### Supplied records
▼

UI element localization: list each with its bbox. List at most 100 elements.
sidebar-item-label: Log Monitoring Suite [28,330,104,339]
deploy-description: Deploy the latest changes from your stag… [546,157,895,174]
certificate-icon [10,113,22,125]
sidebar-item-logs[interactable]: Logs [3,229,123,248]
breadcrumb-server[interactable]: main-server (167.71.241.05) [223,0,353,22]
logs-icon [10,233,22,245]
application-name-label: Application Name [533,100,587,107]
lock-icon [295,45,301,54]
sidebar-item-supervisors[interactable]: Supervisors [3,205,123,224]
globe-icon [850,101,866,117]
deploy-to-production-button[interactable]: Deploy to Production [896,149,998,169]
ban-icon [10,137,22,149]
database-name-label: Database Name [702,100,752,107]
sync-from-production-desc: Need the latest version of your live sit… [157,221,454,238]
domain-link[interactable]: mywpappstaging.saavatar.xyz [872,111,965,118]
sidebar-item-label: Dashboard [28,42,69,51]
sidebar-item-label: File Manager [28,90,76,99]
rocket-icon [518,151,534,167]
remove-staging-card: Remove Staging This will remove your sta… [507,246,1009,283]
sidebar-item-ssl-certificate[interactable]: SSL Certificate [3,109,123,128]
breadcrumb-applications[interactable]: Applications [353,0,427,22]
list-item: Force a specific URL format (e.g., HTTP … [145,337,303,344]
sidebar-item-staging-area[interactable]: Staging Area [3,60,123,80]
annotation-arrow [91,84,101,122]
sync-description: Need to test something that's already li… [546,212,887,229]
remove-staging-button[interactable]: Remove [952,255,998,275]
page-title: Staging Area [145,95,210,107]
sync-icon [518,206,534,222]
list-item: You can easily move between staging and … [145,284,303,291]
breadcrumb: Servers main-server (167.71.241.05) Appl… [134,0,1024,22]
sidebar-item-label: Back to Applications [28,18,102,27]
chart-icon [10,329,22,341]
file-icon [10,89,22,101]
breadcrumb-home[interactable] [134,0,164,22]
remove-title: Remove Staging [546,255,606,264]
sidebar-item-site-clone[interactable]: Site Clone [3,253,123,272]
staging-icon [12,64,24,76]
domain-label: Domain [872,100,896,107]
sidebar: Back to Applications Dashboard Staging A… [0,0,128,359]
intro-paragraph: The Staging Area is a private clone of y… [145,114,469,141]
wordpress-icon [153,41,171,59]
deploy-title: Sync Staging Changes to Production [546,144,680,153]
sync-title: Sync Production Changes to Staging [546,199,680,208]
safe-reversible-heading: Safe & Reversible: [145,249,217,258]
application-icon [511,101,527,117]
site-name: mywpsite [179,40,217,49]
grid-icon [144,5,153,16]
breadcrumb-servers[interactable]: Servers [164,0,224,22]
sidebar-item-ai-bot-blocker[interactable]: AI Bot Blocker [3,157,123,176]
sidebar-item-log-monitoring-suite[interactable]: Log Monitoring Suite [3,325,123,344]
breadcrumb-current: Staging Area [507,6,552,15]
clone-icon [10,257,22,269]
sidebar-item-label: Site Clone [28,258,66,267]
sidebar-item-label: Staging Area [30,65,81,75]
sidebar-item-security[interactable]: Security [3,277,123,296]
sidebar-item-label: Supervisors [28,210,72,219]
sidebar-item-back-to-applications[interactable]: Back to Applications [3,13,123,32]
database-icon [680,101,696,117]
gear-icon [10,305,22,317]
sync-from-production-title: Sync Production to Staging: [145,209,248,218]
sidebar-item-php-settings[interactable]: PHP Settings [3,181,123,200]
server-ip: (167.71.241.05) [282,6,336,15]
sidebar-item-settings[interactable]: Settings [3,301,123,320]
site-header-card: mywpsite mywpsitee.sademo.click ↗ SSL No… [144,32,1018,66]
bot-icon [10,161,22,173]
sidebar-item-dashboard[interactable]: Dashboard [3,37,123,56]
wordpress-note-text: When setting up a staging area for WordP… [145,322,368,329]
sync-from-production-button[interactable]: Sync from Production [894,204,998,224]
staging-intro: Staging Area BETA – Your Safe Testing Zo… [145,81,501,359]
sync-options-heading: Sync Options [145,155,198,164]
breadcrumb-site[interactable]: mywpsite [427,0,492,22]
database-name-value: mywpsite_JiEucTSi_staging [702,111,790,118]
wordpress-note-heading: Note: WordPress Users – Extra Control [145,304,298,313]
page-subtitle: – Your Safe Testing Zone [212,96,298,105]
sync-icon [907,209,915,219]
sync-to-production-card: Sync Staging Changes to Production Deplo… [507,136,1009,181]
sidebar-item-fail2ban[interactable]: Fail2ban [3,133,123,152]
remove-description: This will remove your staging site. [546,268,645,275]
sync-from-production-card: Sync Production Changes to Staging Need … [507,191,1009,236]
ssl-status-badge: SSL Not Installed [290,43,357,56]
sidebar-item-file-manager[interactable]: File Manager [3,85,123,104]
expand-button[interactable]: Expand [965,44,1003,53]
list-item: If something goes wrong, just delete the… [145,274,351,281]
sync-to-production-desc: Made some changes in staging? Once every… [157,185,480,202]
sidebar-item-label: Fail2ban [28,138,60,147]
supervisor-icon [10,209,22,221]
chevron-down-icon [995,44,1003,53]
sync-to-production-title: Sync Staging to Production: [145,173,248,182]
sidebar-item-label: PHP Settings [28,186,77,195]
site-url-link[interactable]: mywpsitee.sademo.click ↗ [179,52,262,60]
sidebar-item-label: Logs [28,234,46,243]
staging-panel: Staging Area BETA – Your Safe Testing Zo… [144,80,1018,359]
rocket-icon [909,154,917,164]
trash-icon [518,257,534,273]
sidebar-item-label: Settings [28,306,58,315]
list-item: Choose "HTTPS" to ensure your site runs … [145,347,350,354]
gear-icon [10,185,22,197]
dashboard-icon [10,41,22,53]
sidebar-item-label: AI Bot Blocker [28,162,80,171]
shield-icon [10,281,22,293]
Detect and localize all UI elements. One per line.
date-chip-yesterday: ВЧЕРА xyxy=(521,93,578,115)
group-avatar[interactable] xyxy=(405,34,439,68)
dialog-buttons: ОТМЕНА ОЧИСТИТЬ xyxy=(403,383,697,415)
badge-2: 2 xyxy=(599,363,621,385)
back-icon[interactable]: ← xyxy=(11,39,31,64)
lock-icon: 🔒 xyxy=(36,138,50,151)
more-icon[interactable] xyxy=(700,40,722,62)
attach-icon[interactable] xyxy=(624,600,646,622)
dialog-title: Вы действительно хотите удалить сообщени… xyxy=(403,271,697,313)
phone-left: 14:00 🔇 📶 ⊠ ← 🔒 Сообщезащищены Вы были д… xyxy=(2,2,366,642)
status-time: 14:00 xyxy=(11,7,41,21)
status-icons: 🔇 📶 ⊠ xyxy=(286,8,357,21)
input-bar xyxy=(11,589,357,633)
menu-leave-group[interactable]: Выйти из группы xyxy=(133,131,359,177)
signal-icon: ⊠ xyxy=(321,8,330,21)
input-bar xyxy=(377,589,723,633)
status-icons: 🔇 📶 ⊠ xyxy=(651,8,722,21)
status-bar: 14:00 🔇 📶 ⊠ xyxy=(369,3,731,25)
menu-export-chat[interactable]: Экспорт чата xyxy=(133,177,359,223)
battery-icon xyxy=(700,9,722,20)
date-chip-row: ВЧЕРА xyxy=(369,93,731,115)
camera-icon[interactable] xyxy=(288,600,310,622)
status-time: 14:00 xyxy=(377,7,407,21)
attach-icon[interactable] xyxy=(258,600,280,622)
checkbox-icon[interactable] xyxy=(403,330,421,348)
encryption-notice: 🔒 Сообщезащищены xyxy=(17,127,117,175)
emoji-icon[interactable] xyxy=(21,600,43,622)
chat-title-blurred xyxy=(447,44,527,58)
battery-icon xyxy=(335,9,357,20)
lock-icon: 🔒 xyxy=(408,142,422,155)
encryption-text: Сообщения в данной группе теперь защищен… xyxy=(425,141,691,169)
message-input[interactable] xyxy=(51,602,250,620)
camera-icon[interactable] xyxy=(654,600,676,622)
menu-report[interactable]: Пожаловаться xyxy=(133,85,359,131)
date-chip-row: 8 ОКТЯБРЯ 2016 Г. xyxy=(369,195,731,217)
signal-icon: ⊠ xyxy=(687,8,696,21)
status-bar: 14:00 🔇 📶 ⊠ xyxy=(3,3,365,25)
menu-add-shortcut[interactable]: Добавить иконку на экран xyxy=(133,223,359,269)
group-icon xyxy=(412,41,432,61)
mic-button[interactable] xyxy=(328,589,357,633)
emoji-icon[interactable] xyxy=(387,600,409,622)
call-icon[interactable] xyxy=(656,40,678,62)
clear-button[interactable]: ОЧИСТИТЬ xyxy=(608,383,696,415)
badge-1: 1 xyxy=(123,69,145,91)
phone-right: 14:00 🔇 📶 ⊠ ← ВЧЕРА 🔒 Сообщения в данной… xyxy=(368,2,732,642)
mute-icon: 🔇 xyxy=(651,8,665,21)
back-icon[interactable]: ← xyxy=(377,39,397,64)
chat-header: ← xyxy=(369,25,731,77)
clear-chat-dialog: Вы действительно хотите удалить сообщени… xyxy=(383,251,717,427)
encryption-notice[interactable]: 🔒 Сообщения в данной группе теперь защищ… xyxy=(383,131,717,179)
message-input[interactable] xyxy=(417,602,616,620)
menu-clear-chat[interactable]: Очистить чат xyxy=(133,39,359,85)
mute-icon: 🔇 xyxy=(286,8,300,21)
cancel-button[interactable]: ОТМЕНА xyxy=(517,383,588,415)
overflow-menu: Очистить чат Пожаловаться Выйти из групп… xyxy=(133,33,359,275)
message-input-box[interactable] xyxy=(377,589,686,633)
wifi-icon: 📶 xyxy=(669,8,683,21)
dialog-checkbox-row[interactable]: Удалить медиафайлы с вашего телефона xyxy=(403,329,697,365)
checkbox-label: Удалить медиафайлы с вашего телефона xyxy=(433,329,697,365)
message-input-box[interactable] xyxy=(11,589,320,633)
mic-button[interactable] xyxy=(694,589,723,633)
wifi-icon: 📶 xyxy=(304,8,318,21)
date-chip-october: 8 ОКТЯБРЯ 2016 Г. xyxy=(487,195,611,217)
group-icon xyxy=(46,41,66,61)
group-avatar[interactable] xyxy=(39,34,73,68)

▲

Please collect every line of the records that contains the word "Monitoring" and copy each one out.

sidebar-item-label: Log Monitoring Suite [28,330,104,339]
sidebar-item-log-monitoring-suite[interactable]: Log Monitoring Suite [3,325,123,344]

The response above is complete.